Task instructions: Please pull out every line that includes the string "Material".

━━━━━━

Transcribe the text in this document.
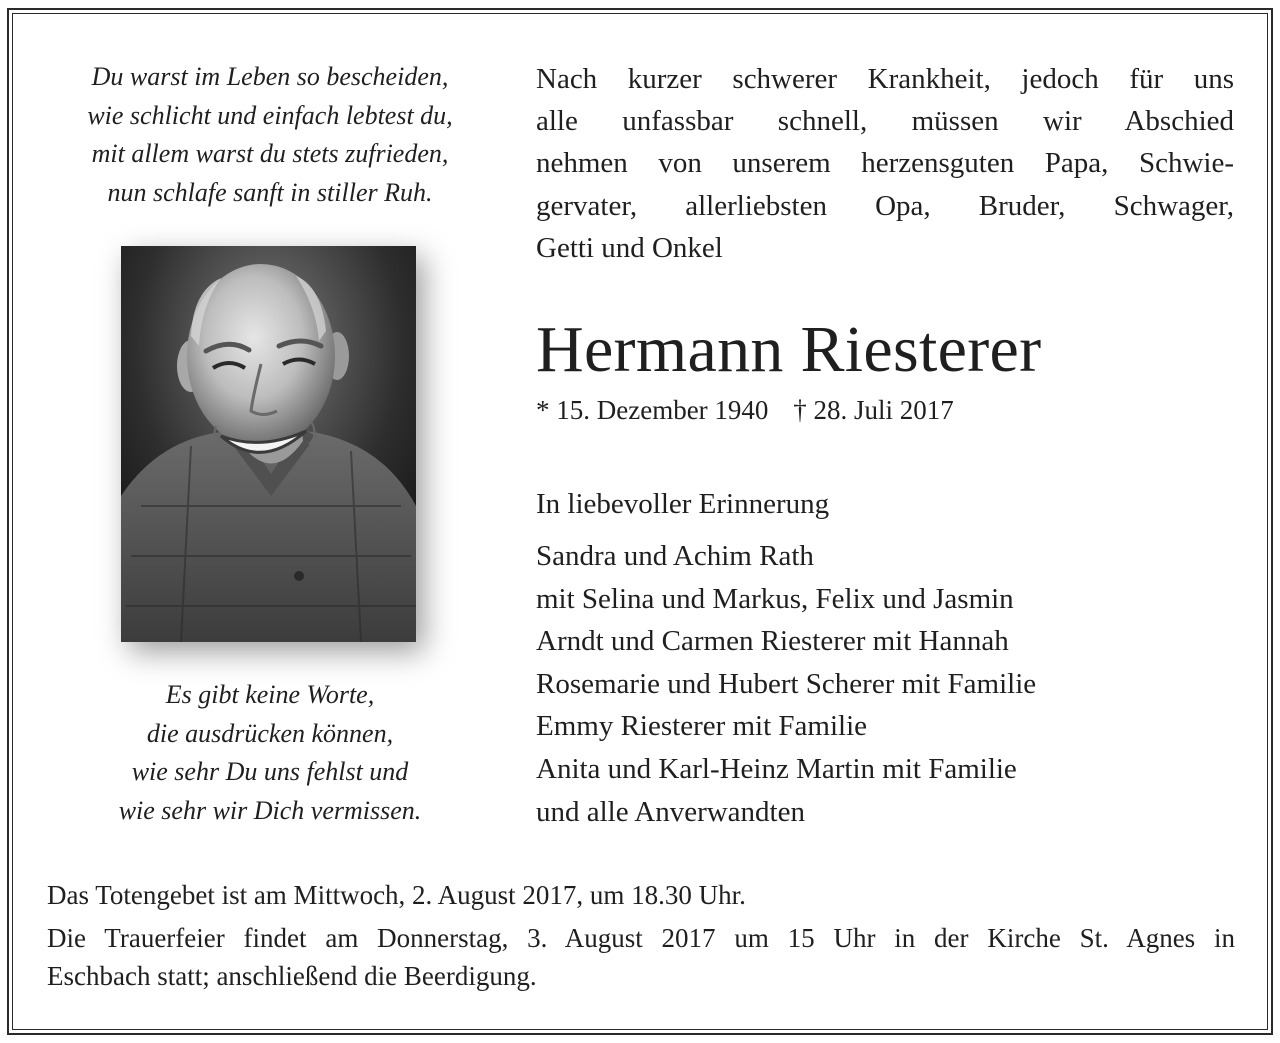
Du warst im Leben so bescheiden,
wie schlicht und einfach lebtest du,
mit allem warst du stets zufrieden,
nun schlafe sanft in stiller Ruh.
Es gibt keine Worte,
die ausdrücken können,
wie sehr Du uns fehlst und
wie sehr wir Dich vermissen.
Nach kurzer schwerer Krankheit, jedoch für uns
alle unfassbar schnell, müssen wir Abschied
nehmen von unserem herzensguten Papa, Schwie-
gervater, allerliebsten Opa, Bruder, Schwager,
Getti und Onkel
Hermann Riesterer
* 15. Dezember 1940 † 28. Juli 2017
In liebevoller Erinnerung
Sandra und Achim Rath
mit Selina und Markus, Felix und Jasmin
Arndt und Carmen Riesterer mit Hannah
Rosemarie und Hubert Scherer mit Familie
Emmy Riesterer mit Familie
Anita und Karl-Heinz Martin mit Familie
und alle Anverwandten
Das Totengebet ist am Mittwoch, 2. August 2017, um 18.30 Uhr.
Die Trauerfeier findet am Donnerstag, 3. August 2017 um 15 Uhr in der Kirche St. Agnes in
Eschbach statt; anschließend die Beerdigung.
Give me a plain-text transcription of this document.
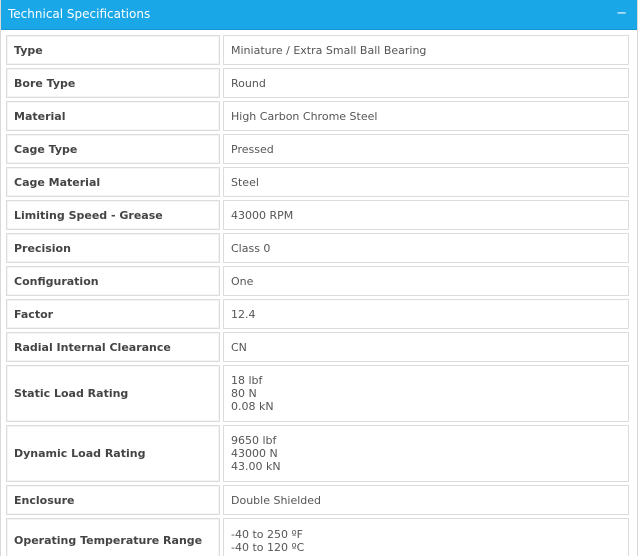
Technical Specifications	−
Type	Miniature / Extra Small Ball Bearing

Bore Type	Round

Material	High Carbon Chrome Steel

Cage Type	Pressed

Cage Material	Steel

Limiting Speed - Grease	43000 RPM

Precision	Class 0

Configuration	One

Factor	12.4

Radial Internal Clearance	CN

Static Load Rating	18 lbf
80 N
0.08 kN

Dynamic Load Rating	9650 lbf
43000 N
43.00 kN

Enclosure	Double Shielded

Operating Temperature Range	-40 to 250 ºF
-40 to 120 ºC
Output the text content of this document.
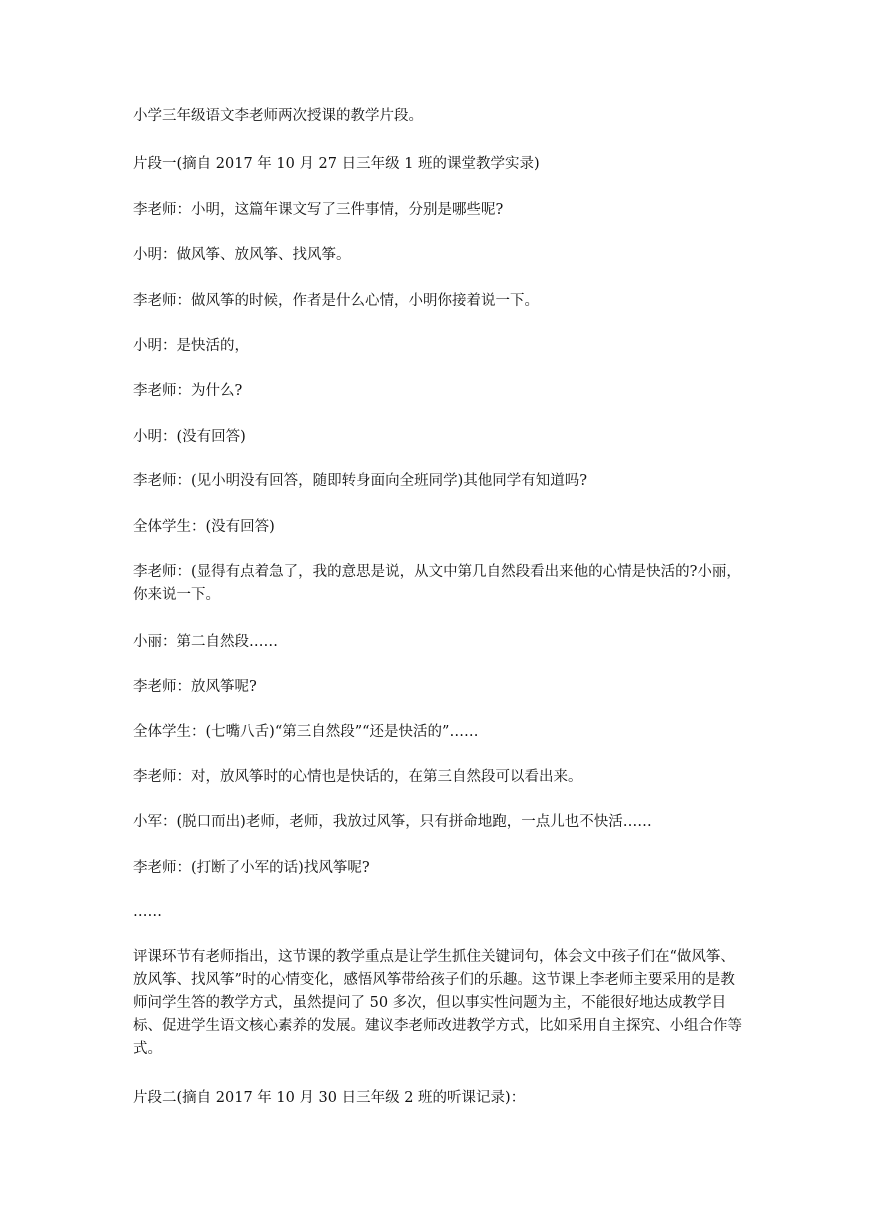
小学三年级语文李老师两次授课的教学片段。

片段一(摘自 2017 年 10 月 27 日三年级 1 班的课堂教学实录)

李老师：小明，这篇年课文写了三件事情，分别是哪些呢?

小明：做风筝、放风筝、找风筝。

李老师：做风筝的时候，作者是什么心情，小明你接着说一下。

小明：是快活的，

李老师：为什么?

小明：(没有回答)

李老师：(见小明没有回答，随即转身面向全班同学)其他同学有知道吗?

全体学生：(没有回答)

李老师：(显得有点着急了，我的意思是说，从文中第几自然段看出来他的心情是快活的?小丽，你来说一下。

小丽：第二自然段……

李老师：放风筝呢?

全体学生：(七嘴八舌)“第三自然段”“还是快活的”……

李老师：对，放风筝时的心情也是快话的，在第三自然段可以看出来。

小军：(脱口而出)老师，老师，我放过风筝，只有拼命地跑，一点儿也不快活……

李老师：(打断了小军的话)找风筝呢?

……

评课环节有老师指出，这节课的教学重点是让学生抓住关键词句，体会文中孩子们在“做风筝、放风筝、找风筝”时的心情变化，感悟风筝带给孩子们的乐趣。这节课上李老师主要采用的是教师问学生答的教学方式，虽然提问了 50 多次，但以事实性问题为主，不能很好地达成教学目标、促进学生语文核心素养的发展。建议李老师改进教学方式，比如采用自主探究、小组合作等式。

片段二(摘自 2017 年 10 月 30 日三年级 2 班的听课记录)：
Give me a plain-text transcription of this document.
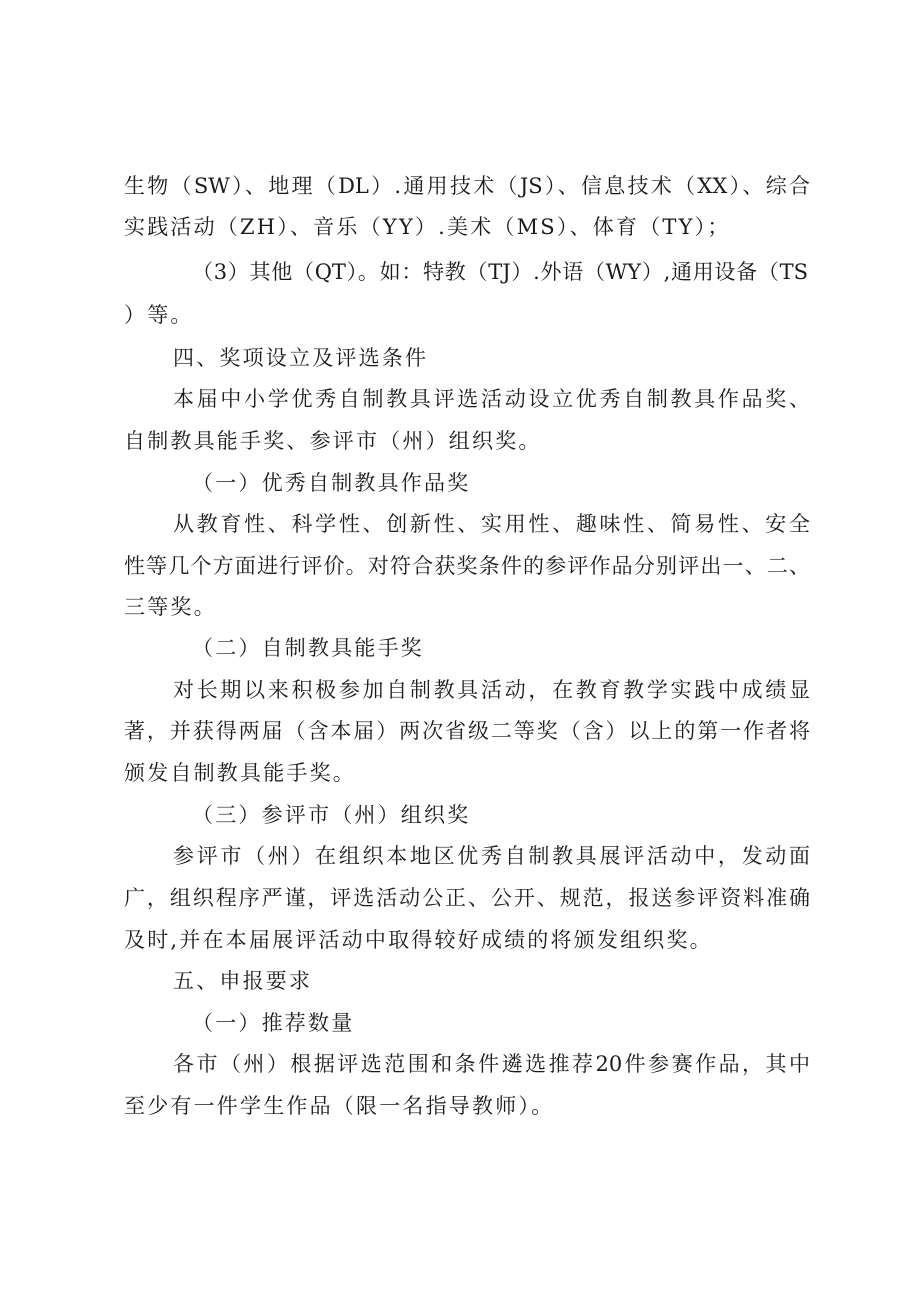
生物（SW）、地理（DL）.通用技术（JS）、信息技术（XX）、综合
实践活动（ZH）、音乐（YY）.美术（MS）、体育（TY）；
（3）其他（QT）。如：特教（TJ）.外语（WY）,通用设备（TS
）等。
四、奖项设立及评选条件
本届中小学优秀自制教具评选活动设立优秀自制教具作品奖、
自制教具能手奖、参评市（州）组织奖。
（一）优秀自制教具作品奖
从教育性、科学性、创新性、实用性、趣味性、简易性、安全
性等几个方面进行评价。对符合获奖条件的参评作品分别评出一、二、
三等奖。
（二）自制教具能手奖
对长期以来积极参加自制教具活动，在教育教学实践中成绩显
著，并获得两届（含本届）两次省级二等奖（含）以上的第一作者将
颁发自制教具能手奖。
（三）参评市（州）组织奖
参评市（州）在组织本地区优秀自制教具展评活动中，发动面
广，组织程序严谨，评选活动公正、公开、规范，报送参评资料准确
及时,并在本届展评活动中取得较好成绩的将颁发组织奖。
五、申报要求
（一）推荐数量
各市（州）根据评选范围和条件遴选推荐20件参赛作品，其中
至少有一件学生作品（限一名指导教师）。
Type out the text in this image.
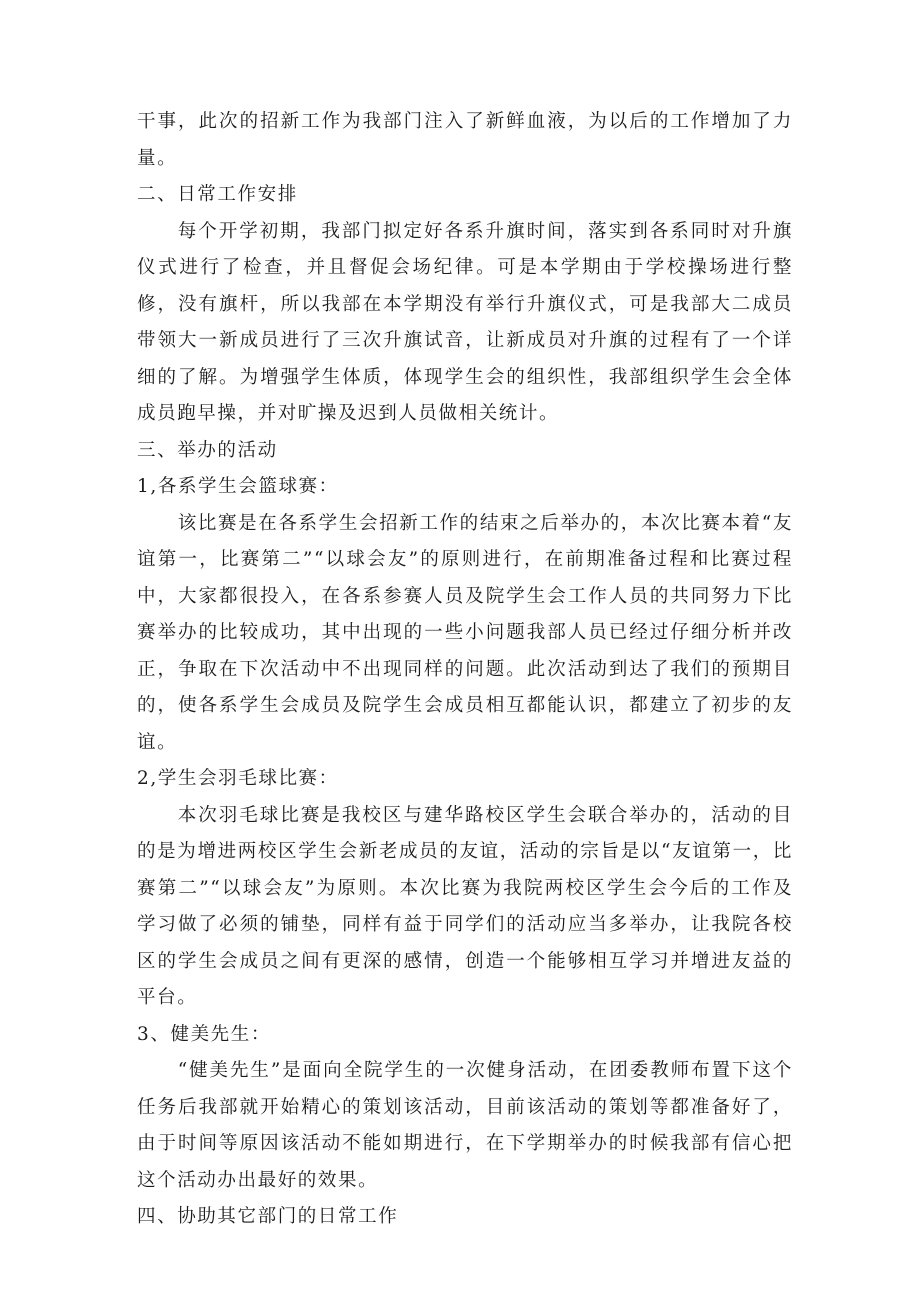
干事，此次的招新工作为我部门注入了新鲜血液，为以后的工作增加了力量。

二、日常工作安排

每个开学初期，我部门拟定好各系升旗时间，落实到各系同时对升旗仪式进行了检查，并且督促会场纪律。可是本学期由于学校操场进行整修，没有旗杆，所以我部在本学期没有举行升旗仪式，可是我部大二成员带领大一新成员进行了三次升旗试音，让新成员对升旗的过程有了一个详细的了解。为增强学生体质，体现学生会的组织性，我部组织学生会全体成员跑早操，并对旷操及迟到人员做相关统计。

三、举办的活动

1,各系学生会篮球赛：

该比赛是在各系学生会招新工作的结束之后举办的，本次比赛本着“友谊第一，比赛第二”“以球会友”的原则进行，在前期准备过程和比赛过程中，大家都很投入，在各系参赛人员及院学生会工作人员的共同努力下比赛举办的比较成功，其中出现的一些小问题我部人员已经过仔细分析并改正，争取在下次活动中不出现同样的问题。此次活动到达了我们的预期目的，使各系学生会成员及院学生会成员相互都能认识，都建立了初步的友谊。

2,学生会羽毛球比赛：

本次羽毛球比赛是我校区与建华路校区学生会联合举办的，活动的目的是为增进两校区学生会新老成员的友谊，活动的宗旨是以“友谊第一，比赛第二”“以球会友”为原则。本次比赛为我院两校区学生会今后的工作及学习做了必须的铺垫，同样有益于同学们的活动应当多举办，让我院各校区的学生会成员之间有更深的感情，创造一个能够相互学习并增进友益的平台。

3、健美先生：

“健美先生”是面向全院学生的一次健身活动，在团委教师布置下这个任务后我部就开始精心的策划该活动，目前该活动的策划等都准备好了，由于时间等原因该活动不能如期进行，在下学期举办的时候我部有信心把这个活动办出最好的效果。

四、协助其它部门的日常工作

━━━━━━

The answer:
Material	High Carbon Chrome Steel
Cage Material	Steel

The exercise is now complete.